Extracted information:
━━━━━━━━━━━━━━━━━━━━

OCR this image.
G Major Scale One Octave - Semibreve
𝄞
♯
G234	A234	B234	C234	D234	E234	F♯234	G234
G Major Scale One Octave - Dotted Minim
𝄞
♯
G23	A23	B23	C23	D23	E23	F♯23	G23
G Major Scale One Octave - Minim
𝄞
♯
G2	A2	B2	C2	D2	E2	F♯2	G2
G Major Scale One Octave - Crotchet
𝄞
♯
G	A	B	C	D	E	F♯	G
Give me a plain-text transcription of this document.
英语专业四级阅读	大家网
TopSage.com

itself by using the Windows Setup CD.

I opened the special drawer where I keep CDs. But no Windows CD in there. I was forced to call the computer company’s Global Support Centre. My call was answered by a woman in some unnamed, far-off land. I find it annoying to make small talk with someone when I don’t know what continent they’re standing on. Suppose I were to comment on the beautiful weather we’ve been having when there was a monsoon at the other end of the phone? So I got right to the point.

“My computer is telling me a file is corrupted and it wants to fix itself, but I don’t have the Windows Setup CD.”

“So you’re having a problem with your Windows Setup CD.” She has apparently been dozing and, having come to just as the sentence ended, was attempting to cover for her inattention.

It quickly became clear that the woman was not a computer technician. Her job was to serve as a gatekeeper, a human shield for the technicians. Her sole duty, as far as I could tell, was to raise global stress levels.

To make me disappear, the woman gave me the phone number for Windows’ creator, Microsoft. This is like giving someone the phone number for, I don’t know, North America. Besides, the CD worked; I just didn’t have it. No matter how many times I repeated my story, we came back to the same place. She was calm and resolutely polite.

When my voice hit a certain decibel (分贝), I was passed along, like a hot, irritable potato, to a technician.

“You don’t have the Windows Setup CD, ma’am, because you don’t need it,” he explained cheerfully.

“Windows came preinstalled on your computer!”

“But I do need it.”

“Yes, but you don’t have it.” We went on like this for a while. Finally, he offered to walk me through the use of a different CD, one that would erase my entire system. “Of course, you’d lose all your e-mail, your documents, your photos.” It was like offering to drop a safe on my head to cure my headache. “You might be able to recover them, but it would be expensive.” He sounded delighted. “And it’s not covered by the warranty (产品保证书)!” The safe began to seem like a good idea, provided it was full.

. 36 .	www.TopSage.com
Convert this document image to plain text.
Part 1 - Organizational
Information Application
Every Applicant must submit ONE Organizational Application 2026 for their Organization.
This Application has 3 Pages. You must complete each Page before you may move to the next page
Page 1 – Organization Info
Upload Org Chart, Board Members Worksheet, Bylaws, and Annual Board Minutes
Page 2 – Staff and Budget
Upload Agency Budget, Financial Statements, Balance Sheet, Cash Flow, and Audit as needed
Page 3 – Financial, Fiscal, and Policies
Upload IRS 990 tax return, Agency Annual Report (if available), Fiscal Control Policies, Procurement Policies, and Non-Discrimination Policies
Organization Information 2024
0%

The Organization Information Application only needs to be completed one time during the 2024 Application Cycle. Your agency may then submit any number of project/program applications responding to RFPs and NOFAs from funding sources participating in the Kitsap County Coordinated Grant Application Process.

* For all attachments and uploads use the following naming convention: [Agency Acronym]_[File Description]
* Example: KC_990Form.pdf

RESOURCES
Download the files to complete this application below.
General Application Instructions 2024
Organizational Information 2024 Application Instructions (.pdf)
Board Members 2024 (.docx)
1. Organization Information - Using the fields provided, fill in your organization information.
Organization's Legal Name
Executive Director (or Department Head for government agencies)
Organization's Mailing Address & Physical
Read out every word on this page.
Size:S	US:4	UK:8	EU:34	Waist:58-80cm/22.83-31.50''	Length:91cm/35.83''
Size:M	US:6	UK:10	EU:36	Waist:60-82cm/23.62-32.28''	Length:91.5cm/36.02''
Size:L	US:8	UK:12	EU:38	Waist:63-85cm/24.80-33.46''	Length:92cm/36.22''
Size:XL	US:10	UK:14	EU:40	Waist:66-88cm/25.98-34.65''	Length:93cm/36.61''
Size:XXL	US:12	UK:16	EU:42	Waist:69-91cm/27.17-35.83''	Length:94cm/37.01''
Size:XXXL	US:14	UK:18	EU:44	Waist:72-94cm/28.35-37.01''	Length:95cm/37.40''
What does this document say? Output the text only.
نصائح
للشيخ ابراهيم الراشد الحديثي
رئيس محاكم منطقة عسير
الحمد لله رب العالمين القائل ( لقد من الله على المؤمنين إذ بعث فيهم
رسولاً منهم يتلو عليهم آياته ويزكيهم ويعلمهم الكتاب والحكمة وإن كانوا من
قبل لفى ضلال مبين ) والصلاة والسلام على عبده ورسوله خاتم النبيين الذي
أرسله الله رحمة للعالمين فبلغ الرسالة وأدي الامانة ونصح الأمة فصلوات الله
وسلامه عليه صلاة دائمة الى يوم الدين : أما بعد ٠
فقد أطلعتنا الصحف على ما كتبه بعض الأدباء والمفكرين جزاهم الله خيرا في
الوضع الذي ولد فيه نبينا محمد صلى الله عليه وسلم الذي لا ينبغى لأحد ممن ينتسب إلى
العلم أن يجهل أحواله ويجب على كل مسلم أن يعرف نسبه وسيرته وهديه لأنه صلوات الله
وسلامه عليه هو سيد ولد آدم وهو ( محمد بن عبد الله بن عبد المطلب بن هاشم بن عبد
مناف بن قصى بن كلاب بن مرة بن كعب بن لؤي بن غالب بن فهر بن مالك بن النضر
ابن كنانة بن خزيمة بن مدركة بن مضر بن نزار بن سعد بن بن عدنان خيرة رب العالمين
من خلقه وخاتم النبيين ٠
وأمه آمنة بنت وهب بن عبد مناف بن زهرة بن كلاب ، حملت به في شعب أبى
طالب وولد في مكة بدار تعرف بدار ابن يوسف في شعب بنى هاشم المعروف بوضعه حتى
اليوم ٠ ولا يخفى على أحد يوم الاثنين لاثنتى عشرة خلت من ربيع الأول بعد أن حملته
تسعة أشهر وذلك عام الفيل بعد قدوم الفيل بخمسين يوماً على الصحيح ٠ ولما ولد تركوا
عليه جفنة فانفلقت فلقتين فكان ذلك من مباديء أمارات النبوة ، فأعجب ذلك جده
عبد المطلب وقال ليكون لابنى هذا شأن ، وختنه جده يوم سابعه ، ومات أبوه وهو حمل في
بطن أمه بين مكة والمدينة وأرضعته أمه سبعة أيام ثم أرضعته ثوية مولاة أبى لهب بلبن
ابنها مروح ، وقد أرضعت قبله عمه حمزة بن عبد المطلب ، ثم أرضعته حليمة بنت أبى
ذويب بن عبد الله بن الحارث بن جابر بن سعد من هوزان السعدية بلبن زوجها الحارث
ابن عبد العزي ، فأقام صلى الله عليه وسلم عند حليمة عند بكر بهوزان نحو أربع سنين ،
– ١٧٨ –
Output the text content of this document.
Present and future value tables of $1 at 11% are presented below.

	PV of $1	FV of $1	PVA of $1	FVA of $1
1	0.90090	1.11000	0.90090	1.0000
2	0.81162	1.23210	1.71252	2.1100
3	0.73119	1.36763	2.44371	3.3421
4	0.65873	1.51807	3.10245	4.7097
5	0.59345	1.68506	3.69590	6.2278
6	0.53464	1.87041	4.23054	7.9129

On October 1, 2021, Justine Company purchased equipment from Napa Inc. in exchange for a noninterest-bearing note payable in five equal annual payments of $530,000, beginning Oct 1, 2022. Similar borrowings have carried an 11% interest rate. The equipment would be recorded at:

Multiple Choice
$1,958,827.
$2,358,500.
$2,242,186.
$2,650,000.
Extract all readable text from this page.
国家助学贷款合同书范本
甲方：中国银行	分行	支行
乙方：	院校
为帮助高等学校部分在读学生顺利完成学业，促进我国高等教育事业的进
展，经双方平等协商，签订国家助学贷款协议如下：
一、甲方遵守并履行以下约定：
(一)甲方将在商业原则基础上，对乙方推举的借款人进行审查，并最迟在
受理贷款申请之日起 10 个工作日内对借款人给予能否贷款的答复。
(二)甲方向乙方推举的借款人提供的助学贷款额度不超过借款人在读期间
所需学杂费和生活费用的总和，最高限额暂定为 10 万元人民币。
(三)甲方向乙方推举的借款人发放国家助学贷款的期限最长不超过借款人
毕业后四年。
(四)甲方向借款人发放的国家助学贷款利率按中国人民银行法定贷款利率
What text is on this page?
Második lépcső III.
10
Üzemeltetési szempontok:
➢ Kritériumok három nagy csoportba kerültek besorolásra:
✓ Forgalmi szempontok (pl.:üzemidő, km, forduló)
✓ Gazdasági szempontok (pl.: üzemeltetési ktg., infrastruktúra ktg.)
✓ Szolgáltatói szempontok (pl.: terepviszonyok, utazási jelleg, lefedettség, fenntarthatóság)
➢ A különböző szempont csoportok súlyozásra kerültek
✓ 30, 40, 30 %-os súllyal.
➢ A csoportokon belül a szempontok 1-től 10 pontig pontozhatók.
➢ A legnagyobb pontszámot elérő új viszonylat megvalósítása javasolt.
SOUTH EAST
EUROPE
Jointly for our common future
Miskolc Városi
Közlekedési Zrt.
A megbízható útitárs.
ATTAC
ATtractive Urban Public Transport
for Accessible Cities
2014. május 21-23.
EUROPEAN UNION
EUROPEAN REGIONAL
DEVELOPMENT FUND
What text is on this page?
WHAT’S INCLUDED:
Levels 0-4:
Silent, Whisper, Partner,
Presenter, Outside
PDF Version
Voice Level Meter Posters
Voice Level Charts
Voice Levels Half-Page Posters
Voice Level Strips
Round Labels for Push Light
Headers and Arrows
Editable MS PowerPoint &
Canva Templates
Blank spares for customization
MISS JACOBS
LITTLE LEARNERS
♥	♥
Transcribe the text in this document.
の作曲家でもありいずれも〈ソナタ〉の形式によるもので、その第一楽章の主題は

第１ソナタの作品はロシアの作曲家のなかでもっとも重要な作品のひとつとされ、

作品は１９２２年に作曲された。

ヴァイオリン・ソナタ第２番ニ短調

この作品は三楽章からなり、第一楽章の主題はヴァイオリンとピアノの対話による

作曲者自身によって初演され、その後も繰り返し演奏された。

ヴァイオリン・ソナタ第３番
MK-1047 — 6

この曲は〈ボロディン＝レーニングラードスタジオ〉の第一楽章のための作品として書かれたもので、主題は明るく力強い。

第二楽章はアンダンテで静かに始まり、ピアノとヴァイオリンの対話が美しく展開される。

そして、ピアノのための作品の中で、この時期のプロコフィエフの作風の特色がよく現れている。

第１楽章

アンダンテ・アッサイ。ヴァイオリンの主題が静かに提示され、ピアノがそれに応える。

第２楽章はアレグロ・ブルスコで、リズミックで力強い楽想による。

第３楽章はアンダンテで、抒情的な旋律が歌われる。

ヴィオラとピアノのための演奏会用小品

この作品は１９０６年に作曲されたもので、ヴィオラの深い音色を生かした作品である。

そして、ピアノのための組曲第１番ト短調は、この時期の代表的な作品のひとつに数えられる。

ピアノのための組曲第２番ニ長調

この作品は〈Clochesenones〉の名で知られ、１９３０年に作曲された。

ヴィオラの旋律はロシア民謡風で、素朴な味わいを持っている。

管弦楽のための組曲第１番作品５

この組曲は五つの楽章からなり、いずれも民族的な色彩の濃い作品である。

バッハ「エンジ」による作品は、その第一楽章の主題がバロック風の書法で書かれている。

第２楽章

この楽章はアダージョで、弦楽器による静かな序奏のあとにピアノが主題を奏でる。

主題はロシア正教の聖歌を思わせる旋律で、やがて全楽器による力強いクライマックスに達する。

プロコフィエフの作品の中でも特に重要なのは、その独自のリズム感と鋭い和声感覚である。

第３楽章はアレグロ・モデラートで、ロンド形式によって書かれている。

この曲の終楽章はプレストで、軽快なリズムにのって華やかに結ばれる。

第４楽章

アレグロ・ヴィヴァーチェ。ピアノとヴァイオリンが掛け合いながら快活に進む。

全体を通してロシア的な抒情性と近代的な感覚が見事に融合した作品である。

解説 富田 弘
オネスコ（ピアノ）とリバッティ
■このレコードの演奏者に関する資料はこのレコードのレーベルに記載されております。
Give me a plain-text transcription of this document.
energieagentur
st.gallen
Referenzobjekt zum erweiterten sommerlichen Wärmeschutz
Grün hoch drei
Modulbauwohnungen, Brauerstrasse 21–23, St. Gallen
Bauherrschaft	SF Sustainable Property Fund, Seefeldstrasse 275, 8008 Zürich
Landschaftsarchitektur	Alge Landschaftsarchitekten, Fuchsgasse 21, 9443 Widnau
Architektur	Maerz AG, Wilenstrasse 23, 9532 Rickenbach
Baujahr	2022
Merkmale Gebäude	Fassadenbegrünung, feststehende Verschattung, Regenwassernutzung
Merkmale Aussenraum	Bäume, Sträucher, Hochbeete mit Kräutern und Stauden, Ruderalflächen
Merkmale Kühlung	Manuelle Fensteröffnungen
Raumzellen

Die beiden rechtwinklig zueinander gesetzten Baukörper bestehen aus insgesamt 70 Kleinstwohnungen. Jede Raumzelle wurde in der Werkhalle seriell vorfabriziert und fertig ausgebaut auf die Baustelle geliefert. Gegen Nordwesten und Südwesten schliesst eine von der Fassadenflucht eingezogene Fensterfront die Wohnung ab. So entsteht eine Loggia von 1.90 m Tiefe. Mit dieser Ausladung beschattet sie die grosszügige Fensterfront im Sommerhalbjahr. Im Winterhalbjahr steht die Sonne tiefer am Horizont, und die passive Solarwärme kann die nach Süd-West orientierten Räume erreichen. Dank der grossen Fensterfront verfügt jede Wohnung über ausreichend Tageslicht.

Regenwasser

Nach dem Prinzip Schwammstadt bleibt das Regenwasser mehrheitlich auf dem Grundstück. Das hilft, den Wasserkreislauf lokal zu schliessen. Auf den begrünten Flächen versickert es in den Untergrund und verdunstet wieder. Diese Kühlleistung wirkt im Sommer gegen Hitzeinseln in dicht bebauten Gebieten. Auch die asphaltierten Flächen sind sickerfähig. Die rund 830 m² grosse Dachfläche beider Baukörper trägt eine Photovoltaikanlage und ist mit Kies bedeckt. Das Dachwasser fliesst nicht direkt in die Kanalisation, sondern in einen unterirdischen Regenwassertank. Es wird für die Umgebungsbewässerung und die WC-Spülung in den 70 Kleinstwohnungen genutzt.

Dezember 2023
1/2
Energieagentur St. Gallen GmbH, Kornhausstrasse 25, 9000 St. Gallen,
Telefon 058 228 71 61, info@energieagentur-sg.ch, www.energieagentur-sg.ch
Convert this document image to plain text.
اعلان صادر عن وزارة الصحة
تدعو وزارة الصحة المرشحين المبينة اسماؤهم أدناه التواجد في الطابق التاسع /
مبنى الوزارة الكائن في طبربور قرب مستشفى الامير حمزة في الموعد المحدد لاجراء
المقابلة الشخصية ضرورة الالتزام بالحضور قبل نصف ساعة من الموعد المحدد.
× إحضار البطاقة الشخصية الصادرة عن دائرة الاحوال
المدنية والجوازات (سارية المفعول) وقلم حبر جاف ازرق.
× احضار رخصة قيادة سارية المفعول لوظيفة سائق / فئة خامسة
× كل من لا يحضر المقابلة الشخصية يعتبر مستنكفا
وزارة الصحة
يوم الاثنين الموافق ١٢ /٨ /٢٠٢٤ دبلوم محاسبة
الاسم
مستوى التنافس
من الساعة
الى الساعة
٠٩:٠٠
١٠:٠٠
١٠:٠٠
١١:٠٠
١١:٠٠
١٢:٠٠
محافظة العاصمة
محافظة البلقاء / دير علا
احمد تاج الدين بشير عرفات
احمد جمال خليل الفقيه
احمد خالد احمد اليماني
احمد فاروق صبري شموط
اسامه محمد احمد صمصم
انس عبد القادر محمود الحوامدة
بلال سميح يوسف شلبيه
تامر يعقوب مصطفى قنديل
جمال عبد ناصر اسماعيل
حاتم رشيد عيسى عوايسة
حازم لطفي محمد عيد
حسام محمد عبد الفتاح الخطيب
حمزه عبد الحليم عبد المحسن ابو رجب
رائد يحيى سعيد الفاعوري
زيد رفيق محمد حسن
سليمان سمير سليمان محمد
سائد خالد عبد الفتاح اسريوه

━━━━━━━━━━━━━━━━━━━━

Exercise requirements:
Make a copy of each line that contains the string "حليمة".

Full output:
ابنها مروح ، وقد أرضعت قبله عمه حمزة بن عبد المطلب ، ثم أرضعته حليمة بنت أبى
ابن عبد العزي ، فأقام صلى الله عليه وسلم عند حليمة عند بكر بهوزان نحو أربع سنين ،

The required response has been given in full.